== ENTRIES SUPPLIED ==

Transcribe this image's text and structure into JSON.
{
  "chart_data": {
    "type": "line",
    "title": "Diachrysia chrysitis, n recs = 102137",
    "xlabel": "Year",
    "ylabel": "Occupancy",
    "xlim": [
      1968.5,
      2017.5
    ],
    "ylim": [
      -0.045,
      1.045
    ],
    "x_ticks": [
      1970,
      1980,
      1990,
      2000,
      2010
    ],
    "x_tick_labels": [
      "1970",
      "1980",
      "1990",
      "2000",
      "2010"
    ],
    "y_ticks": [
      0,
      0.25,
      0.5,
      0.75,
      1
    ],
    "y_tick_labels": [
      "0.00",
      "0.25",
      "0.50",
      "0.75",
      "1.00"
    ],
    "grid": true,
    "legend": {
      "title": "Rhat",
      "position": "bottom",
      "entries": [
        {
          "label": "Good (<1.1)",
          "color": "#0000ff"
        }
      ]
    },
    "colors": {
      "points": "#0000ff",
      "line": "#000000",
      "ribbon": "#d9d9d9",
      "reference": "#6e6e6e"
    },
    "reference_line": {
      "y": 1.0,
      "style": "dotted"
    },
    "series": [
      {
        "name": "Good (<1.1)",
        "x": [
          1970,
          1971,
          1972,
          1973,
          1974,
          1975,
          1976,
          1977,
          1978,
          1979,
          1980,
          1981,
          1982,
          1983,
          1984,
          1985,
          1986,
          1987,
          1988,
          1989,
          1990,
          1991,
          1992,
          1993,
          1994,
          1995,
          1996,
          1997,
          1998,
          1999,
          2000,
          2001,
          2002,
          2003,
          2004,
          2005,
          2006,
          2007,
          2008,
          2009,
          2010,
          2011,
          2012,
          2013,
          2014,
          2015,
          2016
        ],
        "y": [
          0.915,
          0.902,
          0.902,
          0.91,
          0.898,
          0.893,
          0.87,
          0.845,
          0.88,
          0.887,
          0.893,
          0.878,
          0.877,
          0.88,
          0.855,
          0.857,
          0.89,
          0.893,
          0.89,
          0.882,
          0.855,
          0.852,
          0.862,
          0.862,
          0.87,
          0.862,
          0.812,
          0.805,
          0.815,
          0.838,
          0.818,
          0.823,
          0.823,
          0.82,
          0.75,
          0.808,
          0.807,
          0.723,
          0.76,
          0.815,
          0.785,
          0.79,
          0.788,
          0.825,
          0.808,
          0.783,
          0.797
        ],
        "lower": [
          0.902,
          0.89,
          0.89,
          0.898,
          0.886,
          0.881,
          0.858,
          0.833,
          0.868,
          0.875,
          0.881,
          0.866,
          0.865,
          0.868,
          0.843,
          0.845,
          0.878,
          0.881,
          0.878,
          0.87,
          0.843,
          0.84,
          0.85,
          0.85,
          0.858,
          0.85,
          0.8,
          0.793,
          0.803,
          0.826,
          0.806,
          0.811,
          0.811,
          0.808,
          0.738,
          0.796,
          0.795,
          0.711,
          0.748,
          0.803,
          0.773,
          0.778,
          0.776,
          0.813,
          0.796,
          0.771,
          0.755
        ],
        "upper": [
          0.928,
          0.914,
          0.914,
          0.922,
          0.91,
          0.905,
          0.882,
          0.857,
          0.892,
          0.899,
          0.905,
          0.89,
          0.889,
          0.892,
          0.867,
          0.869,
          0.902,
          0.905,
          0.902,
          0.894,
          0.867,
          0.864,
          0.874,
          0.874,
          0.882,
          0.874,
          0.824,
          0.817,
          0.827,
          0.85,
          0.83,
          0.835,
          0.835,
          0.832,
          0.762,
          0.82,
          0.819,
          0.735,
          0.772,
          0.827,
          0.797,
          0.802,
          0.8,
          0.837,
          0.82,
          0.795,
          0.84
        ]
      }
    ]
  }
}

===

> STATED TASK:
Repeat back the data above, exact to the last character.

> ANSWER TO THIS EXERCISE:
Transcribe this image's text and structure into JSON.
{
  "chart_data": {
    "type": "line",
    "title": "Diachrysia chrysitis, n recs = 102137",
    "xlabel": "Year",
    "ylabel": "Occupancy",
    "xlim": [
      1968.5,
      2017.5
    ],
    "ylim": [
      -0.045,
      1.045
    ],
    "x_ticks": [
      1970,
      1980,
      1990,
      2000,
      2010
    ],
    "x_tick_labels": [
      "1970",
      "1980",
      "1990",
      "2000",
      "2010"
    ],
    "y_ticks": [
      0,
      0.25,
      0.5,
      0.75,
      1
    ],
    "y_tick_labels": [
      "0.00",
      "0.25",
      "0.50",
      "0.75",
      "1.00"
    ],
    "grid": true,
    "legend": {
      "title": "Rhat",
      "position": "bottom",
      "entries": [
        {
          "label": "Good (<1.1)",
          "color": "#0000ff"
        }
      ]
    },
    "colors": {
      "points": "#0000ff",
      "line": "#000000",
      "ribbon": "#d9d9d9",
      "reference": "#6e6e6e"
    },
    "reference_line": {
      "y": 1.0,
      "style": "dotted"
    },
    "series": [
      {
        "name": "Good (<1.1)",
        "x": [
          1970,
          1971,
          1972,
          1973,
          1974,
          1975,
          1976,
          1977,
          1978,
          1979,
          1980,
          1981,
          1982,
          1983,
          1984,
          1985,
          1986,
          1987,
          1988,
          1989,
          1990,
          1991,
          1992,
          1993,
          1994,
          1995,
          1996,
          1997,
          1998,
          1999,
          2000,
          2001,
          2002,
          2003,
          2004,
          2005,
          2006,
          2007,
          2008,
          2009,
          2010,
          2011,
          2012,
          2013,
          2014,
          2015,
          2016
        ],
        "y": [
          0.915,
          0.902,
          0.902,
          0.91,
          0.898,
          0.893,
          0.87,
          0.845,
          0.88,
          0.887,
          0.893,
          0.878,
          0.877,
          0.88,
          0.855,
          0.857,
          0.89,
          0.893,
          0.89,
          0.882,
          0.855,
          0.852,
          0.862,
          0.862,
          0.87,
          0.862,
          0.812,
          0.805,
          0.815,
          0.838,
          0.818,
          0.823,
          0.823,
          0.82,
          0.75,
          0.808,
          0.807,
          0.723,
          0.76,
          0.815,
          0.785,
          0.79,
          0.788,
          0.825,
          0.808,
          0.783,
          0.797
        ],
        "lower": [
          0.902,
          0.89,
          0.89,
          0.898,
          0.886,
          0.881,
          0.858,
          0.833,
          0.868,
          0.875,
          0.881,
          0.866,
          0.865,
          0.868,
          0.843,
          0.845,
          0.878,
          0.881,
          0.878,
          0.87,
          0.843,
          0.84,
          0.85,
          0.85,
          0.858,
          0.85,
          0.8,
          0.793,
          0.803,
          0.826,
          0.806,
          0.811,
          0.811,
          0.808,
          0.738,
          0.796,
          0.795,
          0.711,
          0.748,
          0.803,
          0.773,
          0.778,
          0.776,
          0.813,
          0.796,
          0.771,
          0.755
        ],
        "upper": [
          0.928,
          0.914,
          0.914,
          0.922,
          0.91,
          0.905,
          0.882,
          0.857,
          0.892,
          0.899,
          0.905,
          0.89,
          0.889,
          0.892,
          0.867,
          0.869,
          0.902,
          0.905,
          0.902,
          0.894,
          0.867,
          0.864,
          0.874,
          0.874,
          0.882,
          0.874,
          0.824,
          0.817,
          0.827,
          0.85,
          0.83,
          0.835,
          0.835,
          0.832,
          0.762,
          0.82,
          0.819,
          0.735,
          0.772,
          0.827,
          0.797,
          0.802,
          0.8,
          0.837,
          0.82,
          0.795,
          0.84
        ]
      }
    ]
  }
}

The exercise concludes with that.